• _What is required_:
Repeat the listing in full, exactly as it stands.

• _Provided information_:
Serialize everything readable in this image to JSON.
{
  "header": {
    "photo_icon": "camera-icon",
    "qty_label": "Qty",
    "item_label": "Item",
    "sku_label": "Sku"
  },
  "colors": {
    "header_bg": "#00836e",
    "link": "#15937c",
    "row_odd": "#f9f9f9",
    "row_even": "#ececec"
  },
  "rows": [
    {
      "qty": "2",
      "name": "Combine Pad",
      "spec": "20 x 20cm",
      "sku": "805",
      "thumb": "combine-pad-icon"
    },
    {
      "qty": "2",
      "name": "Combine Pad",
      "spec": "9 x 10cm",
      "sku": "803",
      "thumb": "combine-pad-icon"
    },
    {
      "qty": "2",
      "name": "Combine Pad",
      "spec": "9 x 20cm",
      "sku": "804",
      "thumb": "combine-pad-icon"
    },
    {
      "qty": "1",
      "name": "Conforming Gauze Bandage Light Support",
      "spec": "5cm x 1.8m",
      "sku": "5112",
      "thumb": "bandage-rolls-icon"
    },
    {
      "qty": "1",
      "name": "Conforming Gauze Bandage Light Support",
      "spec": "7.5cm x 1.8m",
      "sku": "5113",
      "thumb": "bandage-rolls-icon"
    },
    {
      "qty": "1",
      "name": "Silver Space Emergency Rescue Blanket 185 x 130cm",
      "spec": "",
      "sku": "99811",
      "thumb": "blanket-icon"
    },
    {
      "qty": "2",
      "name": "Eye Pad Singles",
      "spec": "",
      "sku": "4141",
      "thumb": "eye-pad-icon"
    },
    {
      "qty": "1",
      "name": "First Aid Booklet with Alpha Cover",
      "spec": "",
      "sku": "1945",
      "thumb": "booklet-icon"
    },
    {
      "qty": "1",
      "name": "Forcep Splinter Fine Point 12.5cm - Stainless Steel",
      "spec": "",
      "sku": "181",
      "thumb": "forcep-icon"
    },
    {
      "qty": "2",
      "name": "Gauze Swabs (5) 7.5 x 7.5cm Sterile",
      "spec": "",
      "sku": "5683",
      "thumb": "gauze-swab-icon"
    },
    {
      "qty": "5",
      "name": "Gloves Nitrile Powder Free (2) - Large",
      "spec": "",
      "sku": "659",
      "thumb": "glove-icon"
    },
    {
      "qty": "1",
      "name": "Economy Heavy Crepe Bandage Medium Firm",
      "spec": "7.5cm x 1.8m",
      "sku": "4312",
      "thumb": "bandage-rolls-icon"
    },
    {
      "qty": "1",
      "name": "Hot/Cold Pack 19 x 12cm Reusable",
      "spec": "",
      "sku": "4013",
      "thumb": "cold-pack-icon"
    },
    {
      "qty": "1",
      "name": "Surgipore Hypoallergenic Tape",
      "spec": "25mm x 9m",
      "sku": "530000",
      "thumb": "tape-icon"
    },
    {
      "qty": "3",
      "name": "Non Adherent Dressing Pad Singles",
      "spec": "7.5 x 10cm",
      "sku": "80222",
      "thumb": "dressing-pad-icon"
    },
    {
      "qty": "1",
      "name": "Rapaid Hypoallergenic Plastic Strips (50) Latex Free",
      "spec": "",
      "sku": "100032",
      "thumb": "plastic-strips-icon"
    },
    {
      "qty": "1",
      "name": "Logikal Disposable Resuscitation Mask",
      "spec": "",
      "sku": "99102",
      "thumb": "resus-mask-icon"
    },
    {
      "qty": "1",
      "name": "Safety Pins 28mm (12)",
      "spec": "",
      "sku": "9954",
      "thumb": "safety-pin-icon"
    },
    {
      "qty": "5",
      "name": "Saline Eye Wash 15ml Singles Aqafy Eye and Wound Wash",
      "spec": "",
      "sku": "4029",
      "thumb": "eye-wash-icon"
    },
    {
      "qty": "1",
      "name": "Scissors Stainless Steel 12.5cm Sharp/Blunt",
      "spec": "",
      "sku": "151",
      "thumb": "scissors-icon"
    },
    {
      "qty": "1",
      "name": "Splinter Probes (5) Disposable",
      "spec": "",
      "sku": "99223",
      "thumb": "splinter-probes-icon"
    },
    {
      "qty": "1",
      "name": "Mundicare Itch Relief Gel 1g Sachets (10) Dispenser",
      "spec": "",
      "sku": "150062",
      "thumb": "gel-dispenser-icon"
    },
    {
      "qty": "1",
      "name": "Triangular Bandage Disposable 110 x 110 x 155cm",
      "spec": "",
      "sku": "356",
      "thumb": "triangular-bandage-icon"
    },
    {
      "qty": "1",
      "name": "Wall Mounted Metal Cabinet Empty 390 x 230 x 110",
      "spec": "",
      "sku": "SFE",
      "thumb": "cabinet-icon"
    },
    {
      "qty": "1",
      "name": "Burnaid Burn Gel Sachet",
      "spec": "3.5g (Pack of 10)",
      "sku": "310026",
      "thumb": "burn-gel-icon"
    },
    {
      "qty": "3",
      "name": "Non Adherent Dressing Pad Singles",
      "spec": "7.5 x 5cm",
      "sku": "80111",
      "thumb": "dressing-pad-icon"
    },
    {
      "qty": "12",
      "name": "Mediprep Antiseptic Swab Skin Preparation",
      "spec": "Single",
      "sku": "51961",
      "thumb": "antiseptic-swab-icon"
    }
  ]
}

• _Full answer_:
Serialize everything readable in this image to JSON.
{
  "header": {
    "photo_icon": "camera-icon",
    "qty_label": "Qty",
    "item_label": "Item",
    "sku_label": "Sku"
  },
  "colors": {
    "header_bg": "#00836e",
    "link": "#15937c",
    "row_odd": "#f9f9f9",
    "row_even": "#ececec"
  },
  "rows": [
    {
      "qty": "2",
      "name": "Combine Pad",
      "spec": "20 x 20cm",
      "sku": "805",
      "thumb": "combine-pad-icon"
    },
    {
      "qty": "2",
      "name": "Combine Pad",
      "spec": "9 x 10cm",
      "sku": "803",
      "thumb": "combine-pad-icon"
    },
    {
      "qty": "2",
      "name": "Combine Pad",
      "spec": "9 x 20cm",
      "sku": "804",
      "thumb": "combine-pad-icon"
    },
    {
      "qty": "1",
      "name": "Conforming Gauze Bandage Light Support",
      "spec": "5cm x 1.8m",
      "sku": "5112",
      "thumb": "bandage-rolls-icon"
    },
    {
      "qty": "1",
      "name": "Conforming Gauze Bandage Light Support",
      "spec": "7.5cm x 1.8m",
      "sku": "5113",
      "thumb": "bandage-rolls-icon"
    },
    {
      "qty": "1",
      "name": "Silver Space Emergency Rescue Blanket 185 x 130cm",
      "spec": "",
      "sku": "99811",
      "thumb": "blanket-icon"
    },
    {
      "qty": "2",
      "name": "Eye Pad Singles",
      "spec": "",
      "sku": "4141",
      "thumb": "eye-pad-icon"
    },
    {
      "qty": "1",
      "name": "First Aid Booklet with Alpha Cover",
      "spec": "",
      "sku": "1945",
      "thumb": "booklet-icon"
    },
    {
      "qty": "1",
      "name": "Forcep Splinter Fine Point 12.5cm - Stainless Steel",
      "spec": "",
      "sku": "181",
      "thumb": "forcep-icon"
    },
    {
      "qty": "2",
      "name": "Gauze Swabs (5) 7.5 x 7.5cm Sterile",
      "spec": "",
      "sku": "5683",
      "thumb": "gauze-swab-icon"
    },
    {
      "qty": "5",
      "name": "Gloves Nitrile Powder Free (2) - Large",
      "spec": "",
      "sku": "659",
      "thumb": "glove-icon"
    },
    {
      "qty": "1",
      "name": "Economy Heavy Crepe Bandage Medium Firm",
      "spec": "7.5cm x 1.8m",
      "sku": "4312",
      "thumb": "bandage-rolls-icon"
    },
    {
      "qty": "1",
      "name": "Hot/Cold Pack 19 x 12cm Reusable",
      "spec": "",
      "sku": "4013",
      "thumb": "cold-pack-icon"
    },
    {
      "qty": "1",
      "name": "Surgipore Hypoallergenic Tape",
      "spec": "25mm x 9m",
      "sku": "530000",
      "thumb": "tape-icon"
    },
    {
      "qty": "3",
      "name": "Non Adherent Dressing Pad Singles",
      "spec": "7.5 x 10cm",
      "sku": "80222",
      "thumb": "dressing-pad-icon"
    },
    {
      "qty": "1",
      "name": "Rapaid Hypoallergenic Plastic Strips (50) Latex Free",
      "spec": "",
      "sku": "100032",
      "thumb": "plastic-strips-icon"
    },
    {
      "qty": "1",
      "name": "Logikal Disposable Resuscitation Mask",
      "spec": "",
      "sku": "99102",
      "thumb": "resus-mask-icon"
    },
    {
      "qty": "1",
      "name": "Safety Pins 28mm (12)",
      "spec": "",
      "sku": "9954",
      "thumb": "safety-pin-icon"
    },
    {
      "qty": "5",
      "name": "Saline Eye Wash 15ml Singles Aqafy Eye and Wound Wash",
      "spec": "",
      "sku": "4029",
      "thumb": "eye-wash-icon"
    },
    {
      "qty": "1",
      "name": "Scissors Stainless Steel 12.5cm Sharp/Blunt",
      "spec": "",
      "sku": "151",
      "thumb": "scissors-icon"
    },
    {
      "qty": "1",
      "name": "Splinter Probes (5) Disposable",
      "spec": "",
      "sku": "99223",
      "thumb": "splinter-probes-icon"
    },
    {
      "qty": "1",
      "name": "Mundicare Itch Relief Gel 1g Sachets (10) Dispenser",
      "spec": "",
      "sku": "150062",
      "thumb": "gel-dispenser-icon"
    },
    {
      "qty": "1",
      "name": "Triangular Bandage Disposable 110 x 110 x 155cm",
      "spec": "",
      "sku": "356",
      "thumb": "triangular-bandage-icon"
    },
    {
      "qty": "1",
      "name": "Wall Mounted Metal Cabinet Empty 390 x 230 x 110",
      "spec": "",
      "sku": "SFE",
      "thumb": "cabinet-icon"
    },
    {
      "qty": "1",
      "name": "Burnaid Burn Gel Sachet",
      "spec": "3.5g (Pack of 10)",
      "sku": "310026",
      "thumb": "burn-gel-icon"
    },
    {
      "qty": "3",
      "name": "Non Adherent Dressing Pad Singles",
      "spec": "7.5 x 5cm",
      "sku": "80111",
      "thumb": "dressing-pad-icon"
    },
    {
      "qty": "12",
      "name": "Mediprep Antiseptic Swab Skin Preparation",
      "spec": "Single",
      "sku": "51961",
      "thumb": "antiseptic-swab-icon"
    }
  ]
}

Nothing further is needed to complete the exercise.